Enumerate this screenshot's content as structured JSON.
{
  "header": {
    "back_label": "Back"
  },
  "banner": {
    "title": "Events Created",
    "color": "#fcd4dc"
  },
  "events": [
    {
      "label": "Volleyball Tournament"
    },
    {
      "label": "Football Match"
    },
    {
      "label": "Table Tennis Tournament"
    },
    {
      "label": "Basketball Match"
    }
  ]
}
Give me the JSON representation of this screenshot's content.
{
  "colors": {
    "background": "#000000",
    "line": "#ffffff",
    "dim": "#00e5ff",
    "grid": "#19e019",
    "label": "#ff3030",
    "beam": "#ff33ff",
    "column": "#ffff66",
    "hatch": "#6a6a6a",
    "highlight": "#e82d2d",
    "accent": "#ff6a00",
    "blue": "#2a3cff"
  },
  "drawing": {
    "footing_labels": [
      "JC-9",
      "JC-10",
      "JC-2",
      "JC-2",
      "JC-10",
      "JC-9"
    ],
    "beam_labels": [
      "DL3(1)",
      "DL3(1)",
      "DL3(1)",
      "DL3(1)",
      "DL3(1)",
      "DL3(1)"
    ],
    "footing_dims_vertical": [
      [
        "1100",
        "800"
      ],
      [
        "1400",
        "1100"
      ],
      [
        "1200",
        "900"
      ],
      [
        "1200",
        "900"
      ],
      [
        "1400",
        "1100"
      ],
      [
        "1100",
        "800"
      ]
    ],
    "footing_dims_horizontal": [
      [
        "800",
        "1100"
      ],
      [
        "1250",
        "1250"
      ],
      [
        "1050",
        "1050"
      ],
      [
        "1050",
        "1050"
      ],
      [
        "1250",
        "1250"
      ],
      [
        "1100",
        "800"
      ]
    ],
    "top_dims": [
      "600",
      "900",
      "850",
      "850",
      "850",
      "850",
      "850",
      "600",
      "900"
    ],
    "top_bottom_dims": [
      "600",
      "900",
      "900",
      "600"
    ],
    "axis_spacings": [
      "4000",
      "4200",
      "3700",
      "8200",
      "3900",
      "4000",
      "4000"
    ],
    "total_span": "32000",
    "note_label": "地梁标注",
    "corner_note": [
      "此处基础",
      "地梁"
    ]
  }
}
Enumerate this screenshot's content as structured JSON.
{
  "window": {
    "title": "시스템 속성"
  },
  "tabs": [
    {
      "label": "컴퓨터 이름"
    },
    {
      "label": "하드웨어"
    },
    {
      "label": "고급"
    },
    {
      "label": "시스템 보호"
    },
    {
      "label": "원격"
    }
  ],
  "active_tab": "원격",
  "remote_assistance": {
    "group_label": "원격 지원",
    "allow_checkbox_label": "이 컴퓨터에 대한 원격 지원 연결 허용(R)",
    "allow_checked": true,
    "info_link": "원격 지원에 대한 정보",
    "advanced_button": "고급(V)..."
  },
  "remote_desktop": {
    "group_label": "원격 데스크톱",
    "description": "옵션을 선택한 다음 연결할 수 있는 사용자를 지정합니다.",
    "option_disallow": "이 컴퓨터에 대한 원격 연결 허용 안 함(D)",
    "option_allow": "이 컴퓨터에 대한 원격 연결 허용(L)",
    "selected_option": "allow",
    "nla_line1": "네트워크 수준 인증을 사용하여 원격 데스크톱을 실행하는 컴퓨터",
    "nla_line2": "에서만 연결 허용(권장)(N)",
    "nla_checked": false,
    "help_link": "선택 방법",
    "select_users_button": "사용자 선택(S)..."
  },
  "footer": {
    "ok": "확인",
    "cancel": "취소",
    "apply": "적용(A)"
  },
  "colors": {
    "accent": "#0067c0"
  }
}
============
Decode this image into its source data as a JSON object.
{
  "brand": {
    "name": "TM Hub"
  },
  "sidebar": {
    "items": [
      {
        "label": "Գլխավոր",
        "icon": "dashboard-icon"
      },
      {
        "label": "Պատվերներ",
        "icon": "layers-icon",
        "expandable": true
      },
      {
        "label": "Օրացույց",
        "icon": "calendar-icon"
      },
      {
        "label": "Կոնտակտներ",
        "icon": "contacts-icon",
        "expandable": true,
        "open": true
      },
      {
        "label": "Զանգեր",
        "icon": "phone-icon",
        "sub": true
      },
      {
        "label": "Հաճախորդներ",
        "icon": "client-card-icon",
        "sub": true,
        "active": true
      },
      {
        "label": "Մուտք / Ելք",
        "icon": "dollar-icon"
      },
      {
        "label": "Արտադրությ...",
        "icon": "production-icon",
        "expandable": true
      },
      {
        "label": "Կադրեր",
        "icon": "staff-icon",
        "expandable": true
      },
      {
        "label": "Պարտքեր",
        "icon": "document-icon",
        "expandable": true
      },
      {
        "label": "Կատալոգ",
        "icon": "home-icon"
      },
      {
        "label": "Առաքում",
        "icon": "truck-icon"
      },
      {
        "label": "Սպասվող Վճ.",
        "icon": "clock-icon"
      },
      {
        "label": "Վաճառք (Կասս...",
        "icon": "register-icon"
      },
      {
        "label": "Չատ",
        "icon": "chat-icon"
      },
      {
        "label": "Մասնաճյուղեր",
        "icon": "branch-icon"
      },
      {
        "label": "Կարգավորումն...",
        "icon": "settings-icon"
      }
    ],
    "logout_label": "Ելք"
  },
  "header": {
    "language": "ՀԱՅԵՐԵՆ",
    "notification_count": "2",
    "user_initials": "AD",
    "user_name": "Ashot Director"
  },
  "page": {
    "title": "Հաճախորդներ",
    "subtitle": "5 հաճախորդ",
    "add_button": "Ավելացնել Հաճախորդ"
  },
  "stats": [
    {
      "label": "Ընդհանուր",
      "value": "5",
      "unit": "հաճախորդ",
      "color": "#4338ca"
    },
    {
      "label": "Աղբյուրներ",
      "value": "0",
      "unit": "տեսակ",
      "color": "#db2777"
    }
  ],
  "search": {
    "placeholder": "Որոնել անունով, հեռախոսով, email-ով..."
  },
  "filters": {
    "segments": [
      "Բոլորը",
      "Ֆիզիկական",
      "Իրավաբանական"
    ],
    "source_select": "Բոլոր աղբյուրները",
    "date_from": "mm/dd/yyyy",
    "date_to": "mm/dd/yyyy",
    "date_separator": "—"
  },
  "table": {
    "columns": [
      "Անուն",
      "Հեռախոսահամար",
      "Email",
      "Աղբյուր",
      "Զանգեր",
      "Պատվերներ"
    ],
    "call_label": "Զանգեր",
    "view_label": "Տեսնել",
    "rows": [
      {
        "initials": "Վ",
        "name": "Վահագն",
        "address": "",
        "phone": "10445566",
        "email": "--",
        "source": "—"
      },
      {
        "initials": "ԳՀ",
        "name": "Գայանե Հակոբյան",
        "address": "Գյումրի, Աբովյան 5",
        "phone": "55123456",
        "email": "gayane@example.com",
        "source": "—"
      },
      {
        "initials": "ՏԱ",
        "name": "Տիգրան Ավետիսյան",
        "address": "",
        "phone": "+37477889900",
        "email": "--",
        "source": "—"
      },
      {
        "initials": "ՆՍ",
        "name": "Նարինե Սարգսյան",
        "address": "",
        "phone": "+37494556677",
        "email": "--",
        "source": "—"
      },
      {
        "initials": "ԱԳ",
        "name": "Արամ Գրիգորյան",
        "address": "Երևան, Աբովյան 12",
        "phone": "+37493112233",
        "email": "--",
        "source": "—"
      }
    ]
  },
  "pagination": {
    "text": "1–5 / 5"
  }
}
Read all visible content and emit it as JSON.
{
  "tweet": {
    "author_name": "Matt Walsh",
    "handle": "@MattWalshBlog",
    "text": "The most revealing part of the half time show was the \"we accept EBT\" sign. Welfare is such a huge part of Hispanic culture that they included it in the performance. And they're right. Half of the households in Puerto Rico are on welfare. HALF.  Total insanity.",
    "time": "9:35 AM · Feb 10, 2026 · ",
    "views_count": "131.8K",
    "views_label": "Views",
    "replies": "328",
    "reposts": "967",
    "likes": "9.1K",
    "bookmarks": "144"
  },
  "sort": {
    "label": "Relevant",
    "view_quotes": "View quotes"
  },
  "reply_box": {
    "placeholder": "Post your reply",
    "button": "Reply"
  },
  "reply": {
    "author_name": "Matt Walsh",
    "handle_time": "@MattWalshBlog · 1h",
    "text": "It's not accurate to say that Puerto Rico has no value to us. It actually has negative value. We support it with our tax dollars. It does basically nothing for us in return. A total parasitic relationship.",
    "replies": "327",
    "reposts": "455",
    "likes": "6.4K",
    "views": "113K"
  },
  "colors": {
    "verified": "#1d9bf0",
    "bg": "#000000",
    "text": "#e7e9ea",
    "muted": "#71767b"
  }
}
============
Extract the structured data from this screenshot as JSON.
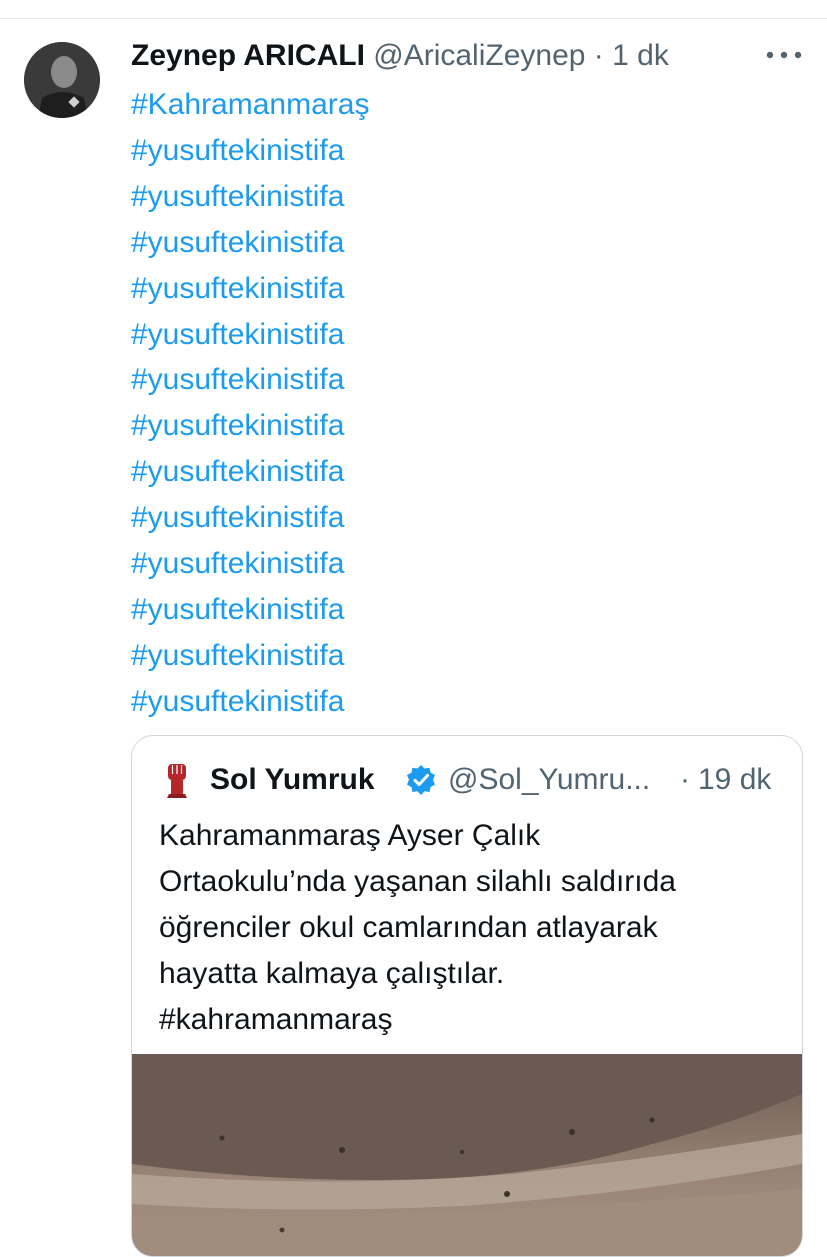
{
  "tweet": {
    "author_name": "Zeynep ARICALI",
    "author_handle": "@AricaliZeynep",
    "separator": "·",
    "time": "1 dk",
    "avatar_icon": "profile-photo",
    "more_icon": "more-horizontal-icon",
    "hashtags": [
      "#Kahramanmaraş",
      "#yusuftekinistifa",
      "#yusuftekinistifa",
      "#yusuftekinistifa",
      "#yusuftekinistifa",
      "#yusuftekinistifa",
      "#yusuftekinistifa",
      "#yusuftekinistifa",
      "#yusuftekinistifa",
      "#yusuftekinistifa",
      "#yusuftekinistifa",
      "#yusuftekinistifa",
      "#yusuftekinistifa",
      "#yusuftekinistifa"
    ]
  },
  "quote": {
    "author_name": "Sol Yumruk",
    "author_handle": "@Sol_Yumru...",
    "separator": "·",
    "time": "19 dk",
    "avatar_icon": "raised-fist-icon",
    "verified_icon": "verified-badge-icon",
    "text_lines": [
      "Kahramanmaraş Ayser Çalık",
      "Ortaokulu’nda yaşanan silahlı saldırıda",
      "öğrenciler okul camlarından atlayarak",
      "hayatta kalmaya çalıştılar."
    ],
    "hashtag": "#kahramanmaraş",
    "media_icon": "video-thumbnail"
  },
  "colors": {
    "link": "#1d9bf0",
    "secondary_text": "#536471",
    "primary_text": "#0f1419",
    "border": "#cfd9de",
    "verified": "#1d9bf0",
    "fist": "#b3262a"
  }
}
============
■ Work instructions
All lines of the data above that include the word "placeholder" must be shown.

■ Exercise solution
    "placeholder": "Որոնել անունով, հեռախոսով, email-ով..."
    "placeholder": "Post your reply",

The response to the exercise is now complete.